====== DATA IN THIS EXERCISE ======

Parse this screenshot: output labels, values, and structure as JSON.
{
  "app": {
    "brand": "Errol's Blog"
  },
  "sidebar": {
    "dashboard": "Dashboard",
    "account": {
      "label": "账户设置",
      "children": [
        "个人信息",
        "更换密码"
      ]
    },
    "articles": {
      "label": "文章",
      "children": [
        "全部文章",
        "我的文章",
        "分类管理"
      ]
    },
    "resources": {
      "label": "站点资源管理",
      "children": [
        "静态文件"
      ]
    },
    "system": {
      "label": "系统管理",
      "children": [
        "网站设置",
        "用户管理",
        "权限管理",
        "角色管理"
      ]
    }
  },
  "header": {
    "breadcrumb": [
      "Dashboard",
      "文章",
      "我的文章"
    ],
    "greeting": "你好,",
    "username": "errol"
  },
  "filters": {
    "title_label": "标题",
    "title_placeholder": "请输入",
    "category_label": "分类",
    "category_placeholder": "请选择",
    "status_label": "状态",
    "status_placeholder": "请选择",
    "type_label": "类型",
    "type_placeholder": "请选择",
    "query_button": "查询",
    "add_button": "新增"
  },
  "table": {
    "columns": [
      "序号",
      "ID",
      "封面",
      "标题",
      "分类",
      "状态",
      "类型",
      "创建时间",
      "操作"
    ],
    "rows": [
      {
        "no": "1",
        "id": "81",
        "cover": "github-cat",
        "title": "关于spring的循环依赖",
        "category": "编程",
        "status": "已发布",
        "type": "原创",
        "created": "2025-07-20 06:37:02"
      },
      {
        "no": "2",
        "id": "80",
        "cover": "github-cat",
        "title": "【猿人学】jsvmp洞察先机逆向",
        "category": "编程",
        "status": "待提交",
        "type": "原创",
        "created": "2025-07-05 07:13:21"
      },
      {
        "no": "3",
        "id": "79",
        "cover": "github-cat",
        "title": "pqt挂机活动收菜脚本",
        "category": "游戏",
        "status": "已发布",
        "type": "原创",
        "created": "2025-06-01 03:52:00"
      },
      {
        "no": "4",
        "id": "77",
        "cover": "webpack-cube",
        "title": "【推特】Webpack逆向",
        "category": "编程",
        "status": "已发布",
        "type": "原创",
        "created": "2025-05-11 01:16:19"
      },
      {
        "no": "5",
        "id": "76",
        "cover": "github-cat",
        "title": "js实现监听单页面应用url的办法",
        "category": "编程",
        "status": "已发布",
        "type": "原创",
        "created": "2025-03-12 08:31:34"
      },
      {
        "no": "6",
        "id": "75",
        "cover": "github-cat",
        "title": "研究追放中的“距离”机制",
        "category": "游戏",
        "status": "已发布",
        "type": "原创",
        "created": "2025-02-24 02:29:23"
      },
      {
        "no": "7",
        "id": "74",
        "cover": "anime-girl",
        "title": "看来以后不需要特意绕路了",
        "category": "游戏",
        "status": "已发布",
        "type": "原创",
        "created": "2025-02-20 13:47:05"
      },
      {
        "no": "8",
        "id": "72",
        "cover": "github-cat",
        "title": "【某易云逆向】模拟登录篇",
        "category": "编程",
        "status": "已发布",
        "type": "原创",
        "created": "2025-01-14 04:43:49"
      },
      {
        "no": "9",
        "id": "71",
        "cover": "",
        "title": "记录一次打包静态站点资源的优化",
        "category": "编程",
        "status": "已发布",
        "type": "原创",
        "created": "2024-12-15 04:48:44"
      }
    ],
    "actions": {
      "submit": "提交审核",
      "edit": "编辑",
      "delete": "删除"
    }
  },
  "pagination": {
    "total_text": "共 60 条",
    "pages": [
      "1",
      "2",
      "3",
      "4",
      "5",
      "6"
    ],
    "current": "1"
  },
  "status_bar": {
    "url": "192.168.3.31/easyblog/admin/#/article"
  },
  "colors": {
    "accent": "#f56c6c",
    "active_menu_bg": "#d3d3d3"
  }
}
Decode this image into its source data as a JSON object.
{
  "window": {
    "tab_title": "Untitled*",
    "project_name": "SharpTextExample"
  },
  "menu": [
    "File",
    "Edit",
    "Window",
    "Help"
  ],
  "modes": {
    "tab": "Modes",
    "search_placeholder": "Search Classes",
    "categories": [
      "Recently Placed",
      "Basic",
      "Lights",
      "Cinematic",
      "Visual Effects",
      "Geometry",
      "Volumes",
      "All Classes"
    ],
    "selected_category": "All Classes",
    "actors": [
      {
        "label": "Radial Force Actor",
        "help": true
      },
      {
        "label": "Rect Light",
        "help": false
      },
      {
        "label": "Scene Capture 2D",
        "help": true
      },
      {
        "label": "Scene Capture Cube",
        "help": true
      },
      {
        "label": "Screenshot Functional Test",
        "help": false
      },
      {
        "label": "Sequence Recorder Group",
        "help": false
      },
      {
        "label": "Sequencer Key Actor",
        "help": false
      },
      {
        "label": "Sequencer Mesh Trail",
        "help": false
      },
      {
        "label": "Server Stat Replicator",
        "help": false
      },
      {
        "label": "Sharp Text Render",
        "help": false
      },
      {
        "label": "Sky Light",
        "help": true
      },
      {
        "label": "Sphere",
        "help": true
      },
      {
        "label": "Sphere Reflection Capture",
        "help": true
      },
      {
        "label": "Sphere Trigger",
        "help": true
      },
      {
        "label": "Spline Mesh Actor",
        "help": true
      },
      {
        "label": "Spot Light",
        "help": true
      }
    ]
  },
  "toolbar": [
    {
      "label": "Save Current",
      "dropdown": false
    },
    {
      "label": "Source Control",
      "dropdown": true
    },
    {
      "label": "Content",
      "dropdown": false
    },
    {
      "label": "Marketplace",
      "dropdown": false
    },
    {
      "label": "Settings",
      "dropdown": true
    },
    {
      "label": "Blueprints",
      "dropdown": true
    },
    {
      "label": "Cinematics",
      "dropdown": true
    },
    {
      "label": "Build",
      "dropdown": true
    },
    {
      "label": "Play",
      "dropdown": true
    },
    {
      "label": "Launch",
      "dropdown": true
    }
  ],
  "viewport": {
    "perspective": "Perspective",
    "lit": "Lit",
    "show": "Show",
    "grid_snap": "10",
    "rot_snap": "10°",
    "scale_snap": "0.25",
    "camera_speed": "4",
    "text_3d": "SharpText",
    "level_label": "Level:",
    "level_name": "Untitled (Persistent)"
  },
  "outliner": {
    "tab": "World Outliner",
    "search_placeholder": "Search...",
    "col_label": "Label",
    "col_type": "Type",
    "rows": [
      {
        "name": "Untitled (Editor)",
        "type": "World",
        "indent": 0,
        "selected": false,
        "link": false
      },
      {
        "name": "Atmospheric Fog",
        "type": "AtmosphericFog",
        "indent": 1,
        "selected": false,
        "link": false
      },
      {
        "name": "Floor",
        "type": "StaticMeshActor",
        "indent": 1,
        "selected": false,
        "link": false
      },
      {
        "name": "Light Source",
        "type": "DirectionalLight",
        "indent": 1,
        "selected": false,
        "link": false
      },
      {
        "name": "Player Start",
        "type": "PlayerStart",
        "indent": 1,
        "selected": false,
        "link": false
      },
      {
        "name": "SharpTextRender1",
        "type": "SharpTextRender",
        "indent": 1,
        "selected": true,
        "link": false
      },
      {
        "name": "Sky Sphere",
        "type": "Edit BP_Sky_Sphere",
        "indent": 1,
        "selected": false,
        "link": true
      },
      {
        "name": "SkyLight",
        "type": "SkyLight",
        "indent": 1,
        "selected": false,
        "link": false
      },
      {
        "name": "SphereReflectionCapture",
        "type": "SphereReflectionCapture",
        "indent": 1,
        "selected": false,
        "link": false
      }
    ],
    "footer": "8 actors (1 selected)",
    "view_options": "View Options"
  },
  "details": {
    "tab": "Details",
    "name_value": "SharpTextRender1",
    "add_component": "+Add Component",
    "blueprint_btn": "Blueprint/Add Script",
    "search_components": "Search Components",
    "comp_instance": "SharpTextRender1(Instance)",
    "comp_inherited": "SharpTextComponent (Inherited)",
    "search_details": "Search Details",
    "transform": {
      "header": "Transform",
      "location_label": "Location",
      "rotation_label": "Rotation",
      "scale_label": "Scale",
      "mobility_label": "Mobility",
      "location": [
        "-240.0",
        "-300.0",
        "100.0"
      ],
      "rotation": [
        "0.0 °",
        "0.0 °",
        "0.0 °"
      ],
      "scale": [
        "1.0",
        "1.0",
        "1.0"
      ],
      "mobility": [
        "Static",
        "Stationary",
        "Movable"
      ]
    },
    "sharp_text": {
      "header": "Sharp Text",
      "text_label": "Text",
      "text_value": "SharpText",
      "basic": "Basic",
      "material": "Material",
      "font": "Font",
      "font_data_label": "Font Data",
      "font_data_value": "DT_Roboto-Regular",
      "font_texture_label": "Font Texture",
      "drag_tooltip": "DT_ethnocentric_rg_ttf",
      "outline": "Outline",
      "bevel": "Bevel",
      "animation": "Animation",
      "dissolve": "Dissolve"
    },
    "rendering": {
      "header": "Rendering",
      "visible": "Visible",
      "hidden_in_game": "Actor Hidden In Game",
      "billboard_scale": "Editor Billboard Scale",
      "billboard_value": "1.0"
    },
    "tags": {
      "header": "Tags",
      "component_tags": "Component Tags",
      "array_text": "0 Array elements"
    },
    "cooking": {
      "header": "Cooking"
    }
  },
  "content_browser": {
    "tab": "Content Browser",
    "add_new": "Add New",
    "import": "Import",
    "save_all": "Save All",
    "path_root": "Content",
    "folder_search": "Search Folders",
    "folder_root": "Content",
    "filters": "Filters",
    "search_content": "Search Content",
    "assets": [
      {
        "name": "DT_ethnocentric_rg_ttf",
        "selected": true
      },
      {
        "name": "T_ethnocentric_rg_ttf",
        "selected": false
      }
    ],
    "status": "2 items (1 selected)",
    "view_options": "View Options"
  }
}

======

Search the records above for the string "JSON". Copy every line that contains it.

Parse this screenshot: output labels, values, and structure as JSON.
Decode this image into its source data as a JSON object.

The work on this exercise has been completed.